EXERCISE INSTRUCTIONS >>
- 1) Answer these questions from the article about Roy Torcaso:
(a) What was Torcaso's job?
(b) Who was Clayton Watkins?
(c) In what town was Torcaso born?
- 2) Reproduce, word for word, the part of the article about Roy Torcaso that opens with the words containing "In a case that" and closes with "in June 1961.".

━━━ READING PASSAGE ━━━

Roy Torcaso, 96; Defeated Md. in 1961 Religious Freedom Case
Washington Post Staff Writer
Thursday, June 21, 2007; Page B07
Roy R. Torcaso, 96, whose application to be a Maryland notary public led to a U.S. Supreme Court case that affirmed his refusal to take a state oath requiring him to declare a belief in God, died June 9 at the Himalayan Elderly Care assisted living home in Silver Spring. He had complications of prostate cancer.
Mr. Torcaso, who said he was an atheist, was a bookkeeper by profession. He worked for a Bethesda construction company when his legal challenge started in 1959. He had been urged by his boss to become a notary public.
At the Montgomery County Circuit Court, he refused to swear to a state oath given to notaries public that made them profess the existence of God.
"The point at issue," he said at the time, "is not whether I believe in a Supreme Being, but whether the state has a right to inquire into my beliefs."
The state disqualified him and barred his commission. The Maryland courts upheld the state constitution on the basis that Mr. Torcaso had not been compelled to pursue the notary public designation. The American Civil Liberties Union and the American Jewish Congress became involved on Mr. Torcaso's side.
In a case that became known as Torcaso v. Watkins-- Clayton Watkins was the Montgomery County Circuit Court clerk who administered the oath -- the U.S. Supreme Court unanimously ruled in Mr. Torcaso's favor in June 1961.
The high court declared that the Maryland test for public office "unconstitutionally invades [Mr. Torcaso's] freedom of belief and religion guaranteed by the First Amendment and protected by the Fourteenth Amendment from infringement by the States."
Writing for the court, Associate Justice Hugo Black said neither the state nor the federal government "can constitutionally force a person 'to profess a belief or disbelief in any religion.'
"Neither can constitutionally pass laws or impose requirements which aid all religions as against non-believers, and neither can aid those religions based on a belief in the existence of God as against those religions founded on different beliefs," Black wrote.
That August, Mr. Torcaso won his commission as a notary public after swearing to uphold the laws of the state and the federal Constitution. There was no mention of religious belief.
His first official act was to witness the application of his daughter Linda to take an exam for a ham operator's license.
Roy Reed Torcaso was born Nov. 13, 1910, in Enumclaw, Wash., where his parents were farmers. The son of a Catholic father and Protestant mother, he had been a nonbeliever his entire adult life.

━━━ DATA EXTRACT ━━━

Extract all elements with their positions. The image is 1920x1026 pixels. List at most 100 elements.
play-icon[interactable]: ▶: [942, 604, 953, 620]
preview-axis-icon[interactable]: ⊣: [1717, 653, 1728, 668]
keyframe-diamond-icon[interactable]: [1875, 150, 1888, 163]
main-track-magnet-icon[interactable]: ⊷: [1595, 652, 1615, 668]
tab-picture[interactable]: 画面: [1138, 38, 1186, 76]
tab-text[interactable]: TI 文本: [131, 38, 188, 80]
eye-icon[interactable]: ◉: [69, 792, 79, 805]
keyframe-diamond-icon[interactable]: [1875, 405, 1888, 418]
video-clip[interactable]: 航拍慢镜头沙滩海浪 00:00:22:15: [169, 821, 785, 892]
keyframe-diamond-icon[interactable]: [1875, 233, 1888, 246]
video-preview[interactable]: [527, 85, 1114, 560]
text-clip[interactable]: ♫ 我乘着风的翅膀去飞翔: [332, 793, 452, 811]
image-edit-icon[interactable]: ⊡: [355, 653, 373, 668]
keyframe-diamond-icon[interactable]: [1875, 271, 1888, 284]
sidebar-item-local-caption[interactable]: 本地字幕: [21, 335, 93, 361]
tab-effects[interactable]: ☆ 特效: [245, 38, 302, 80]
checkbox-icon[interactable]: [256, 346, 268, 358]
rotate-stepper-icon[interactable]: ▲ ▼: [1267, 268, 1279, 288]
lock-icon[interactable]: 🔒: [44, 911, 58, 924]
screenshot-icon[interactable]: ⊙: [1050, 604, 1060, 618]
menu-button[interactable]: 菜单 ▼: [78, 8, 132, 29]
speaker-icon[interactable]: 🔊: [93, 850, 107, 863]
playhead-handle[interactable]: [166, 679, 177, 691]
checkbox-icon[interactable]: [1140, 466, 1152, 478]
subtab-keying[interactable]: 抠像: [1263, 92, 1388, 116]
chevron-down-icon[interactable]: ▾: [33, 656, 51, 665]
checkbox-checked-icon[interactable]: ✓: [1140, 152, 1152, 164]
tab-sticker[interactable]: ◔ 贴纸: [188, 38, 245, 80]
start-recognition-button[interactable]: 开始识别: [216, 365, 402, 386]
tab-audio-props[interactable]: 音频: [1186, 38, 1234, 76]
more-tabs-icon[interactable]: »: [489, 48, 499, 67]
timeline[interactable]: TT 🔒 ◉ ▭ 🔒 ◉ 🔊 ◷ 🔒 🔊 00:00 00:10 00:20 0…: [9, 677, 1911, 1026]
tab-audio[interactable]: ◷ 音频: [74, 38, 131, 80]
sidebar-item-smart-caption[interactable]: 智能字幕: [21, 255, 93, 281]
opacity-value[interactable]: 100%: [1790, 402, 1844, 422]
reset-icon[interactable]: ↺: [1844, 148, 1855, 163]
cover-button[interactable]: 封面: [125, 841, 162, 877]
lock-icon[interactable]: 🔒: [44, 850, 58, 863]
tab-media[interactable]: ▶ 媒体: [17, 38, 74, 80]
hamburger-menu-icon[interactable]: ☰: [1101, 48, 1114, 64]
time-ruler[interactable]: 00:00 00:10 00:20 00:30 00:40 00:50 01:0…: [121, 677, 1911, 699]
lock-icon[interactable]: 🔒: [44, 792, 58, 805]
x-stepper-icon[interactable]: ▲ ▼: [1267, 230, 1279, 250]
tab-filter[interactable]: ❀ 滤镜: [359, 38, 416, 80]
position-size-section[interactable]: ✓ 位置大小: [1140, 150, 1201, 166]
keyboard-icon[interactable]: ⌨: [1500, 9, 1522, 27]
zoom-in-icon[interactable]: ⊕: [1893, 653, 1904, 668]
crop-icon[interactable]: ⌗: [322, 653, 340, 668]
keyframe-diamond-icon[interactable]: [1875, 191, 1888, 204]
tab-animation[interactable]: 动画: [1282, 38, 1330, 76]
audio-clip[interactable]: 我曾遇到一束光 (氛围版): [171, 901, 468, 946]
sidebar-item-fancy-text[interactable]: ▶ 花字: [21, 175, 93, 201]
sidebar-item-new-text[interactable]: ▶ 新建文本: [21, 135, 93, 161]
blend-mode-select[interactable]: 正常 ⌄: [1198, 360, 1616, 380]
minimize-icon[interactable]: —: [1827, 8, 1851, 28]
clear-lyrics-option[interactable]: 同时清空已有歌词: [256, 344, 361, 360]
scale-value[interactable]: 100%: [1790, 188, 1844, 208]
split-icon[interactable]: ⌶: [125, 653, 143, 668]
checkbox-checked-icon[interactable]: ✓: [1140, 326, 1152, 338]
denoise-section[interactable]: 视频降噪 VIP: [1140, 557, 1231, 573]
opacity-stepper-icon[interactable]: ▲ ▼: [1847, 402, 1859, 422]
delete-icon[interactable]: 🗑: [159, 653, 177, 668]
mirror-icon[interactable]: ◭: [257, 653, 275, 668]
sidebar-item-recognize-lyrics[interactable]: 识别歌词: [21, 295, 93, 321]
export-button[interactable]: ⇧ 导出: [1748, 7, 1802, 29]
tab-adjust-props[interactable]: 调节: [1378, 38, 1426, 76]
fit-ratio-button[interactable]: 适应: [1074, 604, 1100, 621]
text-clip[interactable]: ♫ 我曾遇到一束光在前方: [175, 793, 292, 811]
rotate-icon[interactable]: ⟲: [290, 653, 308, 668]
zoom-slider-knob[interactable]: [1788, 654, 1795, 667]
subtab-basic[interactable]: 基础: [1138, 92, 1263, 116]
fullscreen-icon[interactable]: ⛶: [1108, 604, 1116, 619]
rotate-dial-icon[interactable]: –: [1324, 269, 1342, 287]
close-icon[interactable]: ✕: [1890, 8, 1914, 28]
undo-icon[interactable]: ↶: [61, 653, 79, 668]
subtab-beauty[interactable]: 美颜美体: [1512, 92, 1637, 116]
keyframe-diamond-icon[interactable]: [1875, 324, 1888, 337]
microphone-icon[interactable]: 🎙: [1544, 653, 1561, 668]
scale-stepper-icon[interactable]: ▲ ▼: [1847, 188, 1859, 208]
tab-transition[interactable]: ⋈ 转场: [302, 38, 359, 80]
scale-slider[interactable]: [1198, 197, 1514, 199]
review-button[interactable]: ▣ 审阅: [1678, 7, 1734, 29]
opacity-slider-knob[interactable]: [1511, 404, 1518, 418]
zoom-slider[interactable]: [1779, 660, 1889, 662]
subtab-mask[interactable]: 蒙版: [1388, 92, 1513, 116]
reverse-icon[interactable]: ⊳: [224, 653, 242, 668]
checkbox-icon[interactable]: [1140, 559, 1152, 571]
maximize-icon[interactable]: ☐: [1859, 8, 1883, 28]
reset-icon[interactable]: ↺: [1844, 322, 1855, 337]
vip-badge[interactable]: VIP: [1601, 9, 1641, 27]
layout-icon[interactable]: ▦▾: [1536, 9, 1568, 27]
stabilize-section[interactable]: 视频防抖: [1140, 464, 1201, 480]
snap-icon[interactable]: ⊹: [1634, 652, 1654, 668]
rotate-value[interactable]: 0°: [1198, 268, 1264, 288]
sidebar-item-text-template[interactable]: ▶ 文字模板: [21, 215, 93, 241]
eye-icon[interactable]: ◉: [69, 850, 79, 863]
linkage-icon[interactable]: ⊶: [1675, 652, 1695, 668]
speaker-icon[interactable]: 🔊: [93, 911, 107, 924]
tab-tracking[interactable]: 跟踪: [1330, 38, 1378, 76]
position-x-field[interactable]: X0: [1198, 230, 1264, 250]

━━━

TASK-BY-TASK RESULTS >>
- 1)
(a) He was a bookkeeper.
(b) He was the Montgomery County Circuit Court clerk who gave the oath.
(c) Enumclaw, Wash.

- 2)
In a case that became known as Torcaso v. Watkins-- Clayton Watkins was the Montgomery County Circuit Court clerk who administered the oath -- the U.S. Supreme Court unanimously ruled in Mr. Torcaso's favor in June 1961.